## What to do
1) Answer these questions using the FirstRoot DEAI page below:
(a) What single word does the page say summarizes FirstRoot's mission?
(b) Which book does the page cite for research on economic equality?
(c) Which web accessibility guidelines does FirstRoot voluntarily comply with?
2) For each statement, say whether it agrees with the FirstRoot DEAI page below, and quote the words that decide it.
(a) FirstRoot took up DEAI principles only some time after it was founded.
(b) Well-designed online experiences can increase diversity and inclusion.
(c) FirstRoot follows the WCAG 2.0 guidelines because it is legally required to.

## Page extract
[Start of section]

DEAI in Participatory Budgeting

Diversity, Equity, Accessibility and Inclusion Practices

FirstRoot is dedicated to promoting Participatory Budgeting (PB) in schools. Read any two paragraphs from this website, and we hope that message comes shining through. Our not-so-secret plan to improve the world is to empower students by giving them a say in the school budgeting process. Through PB, FirstRoot invites young people to have a seat at the planning table and an impact in the rooms where things happen.

But remove the money, and the goal of teaching adolescents how to manage their financial futures, one word summarizes our mission: inclusion. We are dedicated to including the stakeholders who had little or no say in how schools spend their budgets. Put another way, we want every student to be heard and have the experiences that only PB can offer. That passion for inclusion extends to our DEAI practices and goals. We’re dedicated to creating an environment where unique perspectives are celebrated.

That’s not just a feel-good belief: It’s a best practice backed by data. Research shows that economic equality benefits everyone, regardless of socioeconomic status (“The Spirit Level: Why Greater Equality Makes Societies Stronger” by Wilksinson and Pickett). That’s why, when we founded FirstRoot to champion PB programs, we embraced DEAI principles from the start.


Students are welcome to participate in PB programs, regardless of race, ethnicity, gender and gender identity, sexual orientation, socioeconomic status, language, culture, national origin, religious commitments, age, (dis)ability status, and political perspective. Actually, well-designed online experiences increase diversity and inclusion because they can prevent harmful stereotypes based on physical experience or the sound of a person’s voice.


Many expressions of equity focus on physical attributes, such as skin color, or lifestyle choices (i.e., as marriage). While vital to address, school programs often fail to consider the deep, structural inequities associated with money, economics and class. In PB, each student, regardless of socioeconomic status has a voice. In today’s United States, this kind of equality is almost impossible to achieve.


FirstRoot is committed to maintaining the dignity and independence of people with disabilities. That includes ensuring that students, teachers, and school administrators have easy access to our programs, removing barriers to accessibility and meeting needs promptly in accordance with Americans with Disabilities Act (ADA) guidelines.

In addition, FirstRoot voluntarily complies with the World Wide Web Consortium’s Web Content Accessibility Guidelines 2.0, Level AA (“WCAG-2.0 AA”), a set of procedures adopted by a private group to maximize the accessibility of web content.


School PB programs provide an excellent opportunity to demonstrate to children that different perspectives are welcomed, that respectful deliberation and dialog create better outcomes for everyone. Ultimately, PB produces authentic diversity experiences that improve the community.

[End of section]

## Extracted records

[Start of section]

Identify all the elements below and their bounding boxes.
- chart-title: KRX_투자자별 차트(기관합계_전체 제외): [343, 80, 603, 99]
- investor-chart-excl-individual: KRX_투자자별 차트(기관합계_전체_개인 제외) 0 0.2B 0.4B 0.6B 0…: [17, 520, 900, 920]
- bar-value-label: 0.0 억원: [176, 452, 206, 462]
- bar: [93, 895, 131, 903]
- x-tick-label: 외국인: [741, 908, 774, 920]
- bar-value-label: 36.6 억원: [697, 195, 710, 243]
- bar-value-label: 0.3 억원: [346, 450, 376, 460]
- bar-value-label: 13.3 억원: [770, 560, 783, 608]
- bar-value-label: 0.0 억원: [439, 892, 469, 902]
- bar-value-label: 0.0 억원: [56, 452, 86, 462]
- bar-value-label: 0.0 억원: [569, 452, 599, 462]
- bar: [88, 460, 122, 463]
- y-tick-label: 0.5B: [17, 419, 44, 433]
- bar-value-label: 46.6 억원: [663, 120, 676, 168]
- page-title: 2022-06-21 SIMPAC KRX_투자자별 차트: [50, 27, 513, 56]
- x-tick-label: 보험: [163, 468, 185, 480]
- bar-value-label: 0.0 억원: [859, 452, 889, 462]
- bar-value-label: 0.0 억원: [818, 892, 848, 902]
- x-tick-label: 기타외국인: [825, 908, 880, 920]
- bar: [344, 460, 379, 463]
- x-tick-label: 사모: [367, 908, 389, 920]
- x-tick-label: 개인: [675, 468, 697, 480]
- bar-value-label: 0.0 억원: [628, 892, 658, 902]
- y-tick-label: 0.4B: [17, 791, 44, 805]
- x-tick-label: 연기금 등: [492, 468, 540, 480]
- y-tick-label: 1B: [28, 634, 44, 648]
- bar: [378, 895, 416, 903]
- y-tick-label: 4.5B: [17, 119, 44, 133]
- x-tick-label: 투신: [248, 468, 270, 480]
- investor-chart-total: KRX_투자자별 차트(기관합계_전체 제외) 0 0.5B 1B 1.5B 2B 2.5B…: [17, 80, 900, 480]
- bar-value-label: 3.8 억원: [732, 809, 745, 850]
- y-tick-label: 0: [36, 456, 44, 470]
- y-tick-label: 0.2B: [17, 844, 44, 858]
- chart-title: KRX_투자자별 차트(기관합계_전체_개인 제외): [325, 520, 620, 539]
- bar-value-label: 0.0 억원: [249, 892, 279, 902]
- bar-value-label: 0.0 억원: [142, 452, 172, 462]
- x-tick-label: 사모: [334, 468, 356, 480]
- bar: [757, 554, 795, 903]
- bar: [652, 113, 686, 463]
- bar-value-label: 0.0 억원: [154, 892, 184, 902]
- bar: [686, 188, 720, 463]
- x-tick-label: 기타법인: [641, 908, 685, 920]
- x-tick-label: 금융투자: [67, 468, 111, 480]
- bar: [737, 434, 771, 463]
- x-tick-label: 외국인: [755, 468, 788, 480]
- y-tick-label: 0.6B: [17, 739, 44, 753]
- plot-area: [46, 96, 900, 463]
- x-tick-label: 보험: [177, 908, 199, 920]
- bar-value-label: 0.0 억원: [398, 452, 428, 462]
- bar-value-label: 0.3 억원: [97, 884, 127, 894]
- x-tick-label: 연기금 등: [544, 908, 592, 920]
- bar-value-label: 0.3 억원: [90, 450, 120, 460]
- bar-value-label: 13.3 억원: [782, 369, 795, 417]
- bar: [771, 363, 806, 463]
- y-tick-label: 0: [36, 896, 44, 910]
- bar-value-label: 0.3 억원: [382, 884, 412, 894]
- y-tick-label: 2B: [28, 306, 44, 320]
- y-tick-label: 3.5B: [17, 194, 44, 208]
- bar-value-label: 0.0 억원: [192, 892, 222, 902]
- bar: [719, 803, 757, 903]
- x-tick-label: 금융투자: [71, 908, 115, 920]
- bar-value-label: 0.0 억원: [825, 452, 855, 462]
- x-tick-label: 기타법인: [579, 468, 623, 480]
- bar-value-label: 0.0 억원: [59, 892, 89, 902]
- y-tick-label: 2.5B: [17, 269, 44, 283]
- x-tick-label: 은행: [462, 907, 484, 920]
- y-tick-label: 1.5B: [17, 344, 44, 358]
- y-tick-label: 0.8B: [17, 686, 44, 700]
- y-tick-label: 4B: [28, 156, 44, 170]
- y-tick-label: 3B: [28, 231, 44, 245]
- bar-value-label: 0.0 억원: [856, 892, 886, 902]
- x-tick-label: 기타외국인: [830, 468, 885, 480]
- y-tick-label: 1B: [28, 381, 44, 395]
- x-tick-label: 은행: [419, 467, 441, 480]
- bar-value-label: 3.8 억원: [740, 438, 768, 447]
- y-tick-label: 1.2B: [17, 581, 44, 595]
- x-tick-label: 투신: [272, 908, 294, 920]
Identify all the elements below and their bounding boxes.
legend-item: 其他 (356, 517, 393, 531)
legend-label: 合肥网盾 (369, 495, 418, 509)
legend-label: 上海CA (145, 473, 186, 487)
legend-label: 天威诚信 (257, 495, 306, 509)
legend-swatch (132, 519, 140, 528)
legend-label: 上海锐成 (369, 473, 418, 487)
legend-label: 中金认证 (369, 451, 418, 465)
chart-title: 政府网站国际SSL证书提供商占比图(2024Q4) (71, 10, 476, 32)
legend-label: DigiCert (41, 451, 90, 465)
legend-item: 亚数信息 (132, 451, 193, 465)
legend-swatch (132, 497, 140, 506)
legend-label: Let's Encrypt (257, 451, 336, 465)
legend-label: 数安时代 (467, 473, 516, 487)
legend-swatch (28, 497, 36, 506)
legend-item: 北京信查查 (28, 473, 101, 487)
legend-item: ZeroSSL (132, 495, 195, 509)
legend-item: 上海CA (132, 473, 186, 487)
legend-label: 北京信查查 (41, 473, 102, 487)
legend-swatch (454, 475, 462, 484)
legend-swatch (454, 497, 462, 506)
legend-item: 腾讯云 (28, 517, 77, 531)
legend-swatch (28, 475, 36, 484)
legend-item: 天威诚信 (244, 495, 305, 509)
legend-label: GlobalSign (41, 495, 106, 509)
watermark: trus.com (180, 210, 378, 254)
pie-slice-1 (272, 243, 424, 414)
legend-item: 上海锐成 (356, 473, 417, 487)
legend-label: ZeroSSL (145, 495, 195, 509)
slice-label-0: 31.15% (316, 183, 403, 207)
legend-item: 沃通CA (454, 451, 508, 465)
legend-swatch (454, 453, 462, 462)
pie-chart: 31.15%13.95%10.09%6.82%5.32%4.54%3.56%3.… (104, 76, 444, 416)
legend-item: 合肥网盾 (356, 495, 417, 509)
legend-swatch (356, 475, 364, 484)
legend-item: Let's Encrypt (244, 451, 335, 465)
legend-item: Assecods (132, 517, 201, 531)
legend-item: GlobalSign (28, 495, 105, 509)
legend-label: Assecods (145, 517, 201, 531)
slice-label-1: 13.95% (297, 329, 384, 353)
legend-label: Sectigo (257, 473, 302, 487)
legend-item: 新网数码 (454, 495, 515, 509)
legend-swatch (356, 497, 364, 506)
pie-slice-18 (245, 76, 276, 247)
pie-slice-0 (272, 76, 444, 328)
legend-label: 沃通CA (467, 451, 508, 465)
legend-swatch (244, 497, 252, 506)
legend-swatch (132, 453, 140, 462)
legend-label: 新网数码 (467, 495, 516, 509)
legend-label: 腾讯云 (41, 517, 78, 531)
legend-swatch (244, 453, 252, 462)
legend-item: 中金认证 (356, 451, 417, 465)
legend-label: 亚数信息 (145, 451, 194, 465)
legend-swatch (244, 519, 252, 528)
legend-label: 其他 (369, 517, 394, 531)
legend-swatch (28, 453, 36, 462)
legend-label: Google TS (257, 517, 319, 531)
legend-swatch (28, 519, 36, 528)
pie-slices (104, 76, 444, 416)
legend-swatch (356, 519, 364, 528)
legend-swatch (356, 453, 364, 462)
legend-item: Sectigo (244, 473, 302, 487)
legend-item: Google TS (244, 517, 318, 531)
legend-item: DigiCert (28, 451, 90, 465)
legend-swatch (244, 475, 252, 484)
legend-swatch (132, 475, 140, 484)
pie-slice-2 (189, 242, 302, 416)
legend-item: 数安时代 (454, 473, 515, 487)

[End of section]

## Answers given
1)
(a) Inclusion.
(b) "The Spirit Level: Why Greater Equality Makes Societies Stronger."
(c) The World Wide Web Consortium's Web Content Accessibility Guidelines 2.0, Level AA (WCAG-2.0 AA).

2)
(a) No: "when we founded FirstRoot to champion PB programs, we embraced DEAI principles from the start."
(b) Yes: "well-designed online experiences increase diversity and inclusion."
(c) No: "FirstRoot voluntarily complies with the World Wide Web Consortium’s Web Content Accessibility Guidelines 2.0, Level AA."